What is expected — Copy every entry exactly as given, minus the images.

>> BEGIN

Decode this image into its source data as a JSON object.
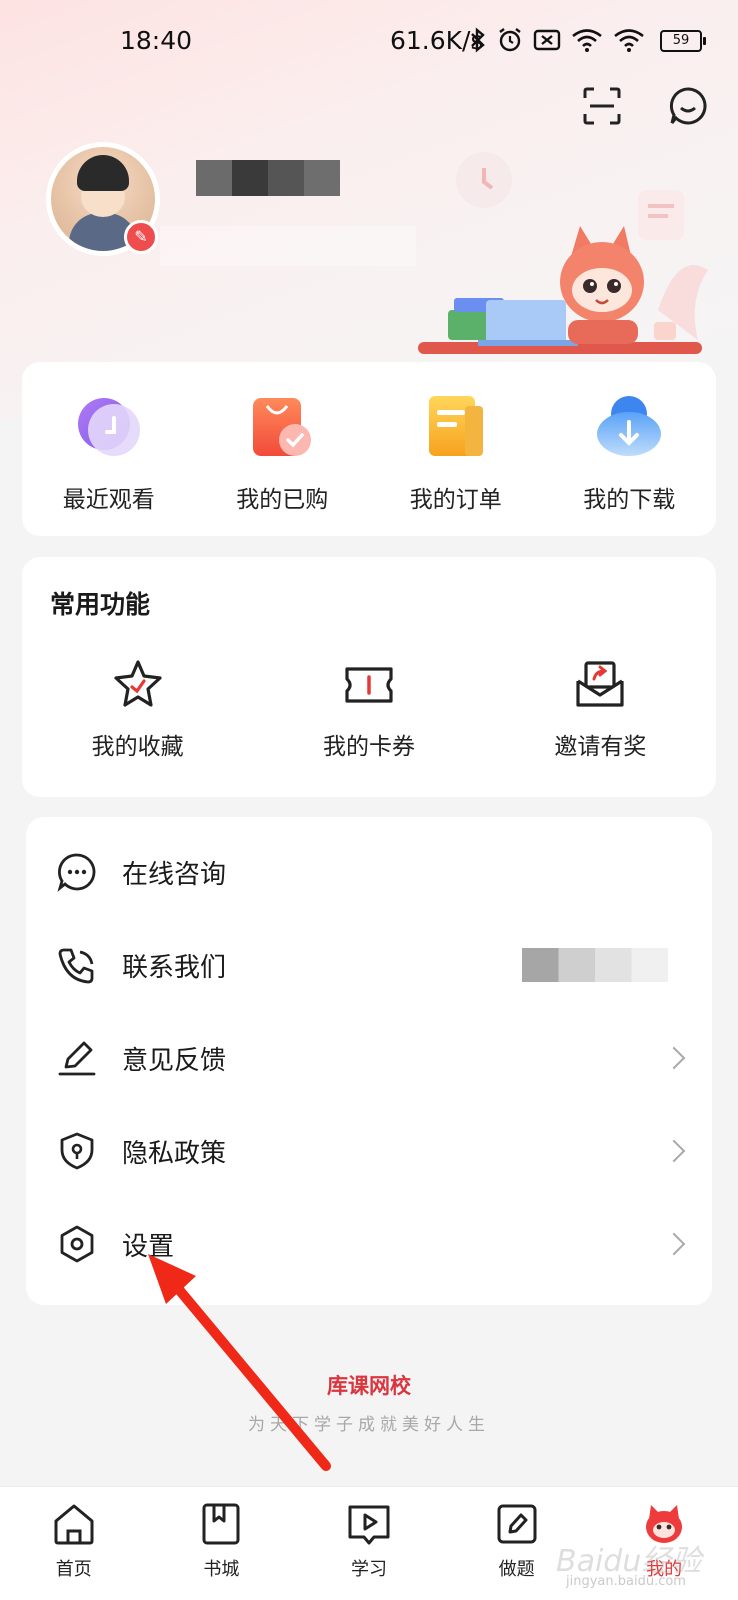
{
  "status_bar": {
    "time": "18:40",
    "network_speed": "61.6K/s",
    "battery": "59",
    "icons": [
      "bluetooth-icon",
      "alarm-icon",
      "sim-off-icon",
      "wifi-icon",
      "wifi-icon",
      "battery-icon"
    ]
  },
  "header": {
    "actions": [
      "scan-icon",
      "message-icon"
    ],
    "colors": {
      "accent": "#ef4d4d",
      "brand": "#d9363e"
    }
  },
  "quick_access": [
    {
      "label": "最近观看",
      "icon": "recent-clock-icon"
    },
    {
      "label": "我的已购",
      "icon": "purchased-bag-icon"
    },
    {
      "label": "我的订单",
      "icon": "order-list-icon"
    },
    {
      "label": "我的下载",
      "icon": "download-cloud-icon"
    }
  ],
  "common_functions": {
    "title": "常用功能",
    "items": [
      {
        "label": "我的收藏",
        "icon": "star-icon"
      },
      {
        "label": "我的卡券",
        "icon": "ticket-icon"
      },
      {
        "label": "邀请有奖",
        "icon": "invite-mail-icon"
      }
    ]
  },
  "menu": [
    {
      "label": "在线咨询",
      "icon": "chat-bubble-icon"
    },
    {
      "label": "联系我们",
      "icon": "phone-icon"
    },
    {
      "label": "意见反馈",
      "icon": "feedback-edit-icon"
    },
    {
      "label": "隐私政策",
      "icon": "shield-icon"
    },
    {
      "label": "设置",
      "icon": "settings-hexagon-icon"
    }
  ],
  "brand": {
    "name": "库课网校",
    "slogan": "为天下学子成就美好人生"
  },
  "tabbar": [
    {
      "label": "首页",
      "icon": "home-icon"
    },
    {
      "label": "书城",
      "icon": "book-icon"
    },
    {
      "label": "学习",
      "icon": "play-icon"
    },
    {
      "label": "做题",
      "icon": "edit-icon"
    },
    {
      "label": "我的",
      "icon": "mascot-icon",
      "active": true
    }
  ],
  "watermark": {
    "text": "Baidu经验",
    "url_text": "jingyan.baidu.com"
  }
}
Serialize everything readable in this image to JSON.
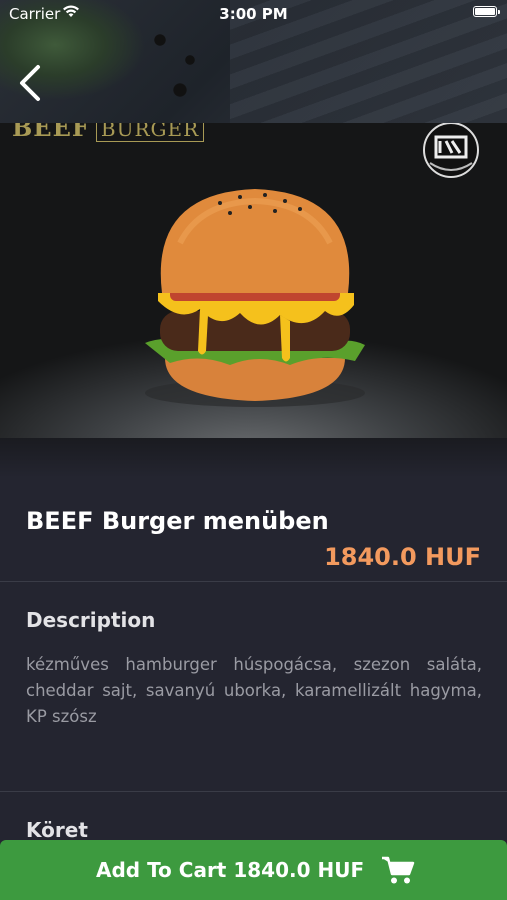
{
  "status_bar": {
    "carrier": "Carrier",
    "time": "3:00 PM"
  },
  "product_image": {
    "brand_word": "BEEF",
    "brand_boxed": "BURGER"
  },
  "product": {
    "name": "BEEF Burger menüben",
    "price": "1840.0 HUF"
  },
  "description": {
    "title": "Description",
    "text": "kézműves hamburger húspogácsa, szezon saláta, cheddar sajt, savanyú uborka, karamellizált hagyma, KP szósz"
  },
  "side": {
    "title": "Köret"
  },
  "cart": {
    "label": "Add To Cart 1840.0 HUF"
  },
  "colors": {
    "background": "#242530",
    "price": "#f39a5e",
    "cart_button": "#3d9a3f"
  },
  "icons": [
    "wifi-icon",
    "battery-icon",
    "back-chevron-icon",
    "brand-logo",
    "cart-icon"
  ]
}
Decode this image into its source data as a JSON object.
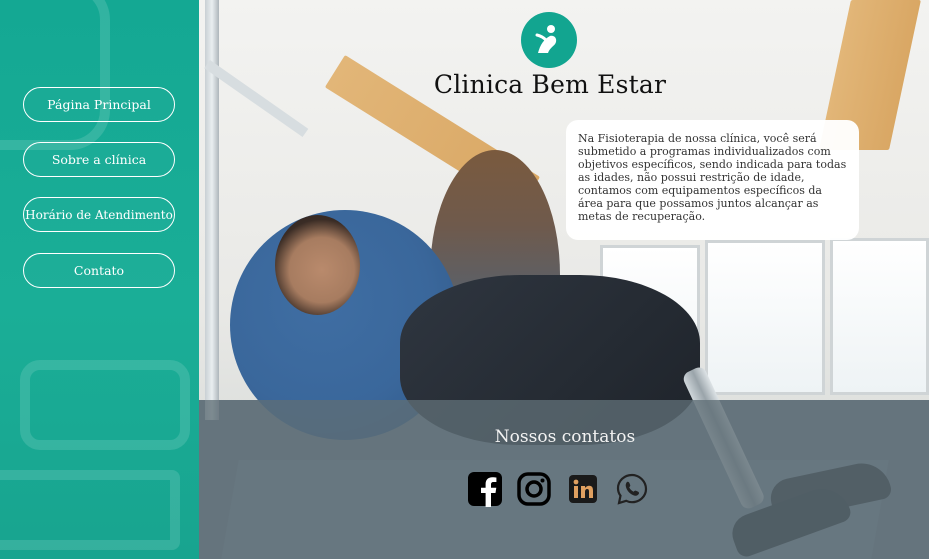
{
  "brand": {
    "title": "Clinica Bem Estar",
    "logo_icon": "physio-person-icon",
    "accent_color": "#14a893"
  },
  "nav": {
    "items": [
      {
        "label": "Página Principal",
        "icon": null
      },
      {
        "label": "Sobre a clínica",
        "icon": null
      },
      {
        "label": "Horário de Atendimento",
        "icon": null
      },
      {
        "label": "Contato",
        "icon": null
      }
    ]
  },
  "info": {
    "text": "Na Fisioterapia de nossa clínica, você será submetido a programas individualizados com objetivos específicos, sendo indicada para todas as idades, não possui restrição de idade, contamos com equipamentos específicos da área para que possamos juntos alcançar as metas de recuperação."
  },
  "contacts": {
    "title": "Nossos contatos",
    "social": [
      {
        "icon": "facebook-icon"
      },
      {
        "icon": "instagram-icon"
      },
      {
        "icon": "linkedin-icon"
      },
      {
        "icon": "whatsapp-icon"
      }
    ]
  }
}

>> END

The solution —
Decode this image into its source data as a JSON object.
{
  "status_bar": {
    "time": "18:40",
    "network_speed": "61.6K/s",
    "battery": "59",
    "icons": [
      "bluetooth-icon",
      "alarm-icon",
      "sim-off-icon",
      "wifi-icon",
      "wifi-icon",
      "battery-icon"
    ]
  },
  "header": {
    "actions": [
      "scan-icon",
      "message-icon"
    ],
    "colors": {
      "accent": "#ef4d4d",
      "brand": "#d9363e"
    }
  },
  "quick_access": [
    {
      "label": "最近观看",
      "icon": "recent-clock-icon"
    },
    {
      "label": "我的已购",
      "icon": "purchased-bag-icon"
    },
    {
      "label": "我的订单",
      "icon": "order-list-icon"
    },
    {
      "label": "我的下载",
      "icon": "download-cloud-icon"
    }
  ],
  "common_functions": {
    "title": "常用功能",
    "items": [
      {
        "label": "我的收藏",
        "icon": "star-icon"
      },
      {
        "label": "我的卡券",
        "icon": "ticket-icon"
      },
      {
        "label": "邀请有奖",
        "icon": "invite-mail-icon"
      }
    ]
  },
  "menu": [
    {
      "label": "在线咨询",
      "icon": "chat-bubble-icon"
    },
    {
      "label": "联系我们",
      "icon": "phone-icon"
    },
    {
      "label": "意见反馈",
      "icon": "feedback-edit-icon"
    },
    {
      "label": "隐私政策",
      "icon": "shield-icon"
    },
    {
      "label": "设置",
      "icon": "settings-hexagon-icon"
    }
  ],
  "brand": {
    "name": "库课网校",
    "slogan": "为天下学子成就美好人生"
  },
  "tabbar": [
    {
      "label": "首页",
      "icon": "home-icon"
    },
    {
      "label": "书城",
      "icon": "book-icon"
    },
    {
      "label": "学习",
      "icon": "play-icon"
    },
    {
      "label": "做题",
      "icon": "edit-icon"
    },
    {
      "label": "我的",
      "icon": "mascot-icon",
      "active": true
    }
  ],
  "watermark": {
    "text": "Baidu经验",
    "url_text": "jingyan.baidu.com"
  }
}
Serialize everything readable in this image to JSON.
{
  "status_bar": {
    "carrier": "Carrier",
    "time": "3:00 PM"
  },
  "product_image": {
    "brand_word": "BEEF",
    "brand_boxed": "BURGER"
  },
  "product": {
    "name": "BEEF Burger menüben",
    "price": "1840.0 HUF"
  },
  "description": {
    "title": "Description",
    "text": "kézműves hamburger húspogácsa, szezon saláta, cheddar sajt, savanyú uborka, karamellizált hagyma, KP szósz"
  },
  "side": {
    "title": "Köret"
  },
  "cart": {
    "label": "Add To Cart 1840.0 HUF"
  },
  "colors": {
    "background": "#242530",
    "price": "#f39a5e",
    "cart_button": "#3d9a3f"
  },
  "icons": [
    "wifi-icon",
    "battery-icon",
    "back-chevron-icon",
    "brand-logo",
    "cart-icon"
  ]
}
Decode this image into its source data as a JSON object.
{
  "brand": {
    "title": "Clinica Bem Estar",
    "logo_icon": "physio-person-icon",
    "accent_color": "#14a893"
  },
  "nav": {
    "items": [
      {
        "label": "Página Principal",
        "icon": null
      },
      {
        "label": "Sobre a clínica",
        "icon": null
      },
      {
        "label": "Horário de Atendimento",
        "icon": null
      },
      {
        "label": "Contato",
        "icon": null
      }
    ]
  },
  "info": {
    "text": "Na Fisioterapia de nossa clínica, você será submetido a programas individualizados com objetivos específicos, sendo indicada para todas as idades, não possui restrição de idade, contamos com equipamentos específicos da área para que possamos juntos alcançar as metas de recuperação."
  },
  "contacts": {
    "title": "Nossos contatos",
    "social": [
      {
        "icon": "facebook-icon"
      },
      {
        "icon": "instagram-icon"
      },
      {
        "icon": "linkedin-icon"
      },
      {
        "icon": "whatsapp-icon"
      }
    ]
  }
}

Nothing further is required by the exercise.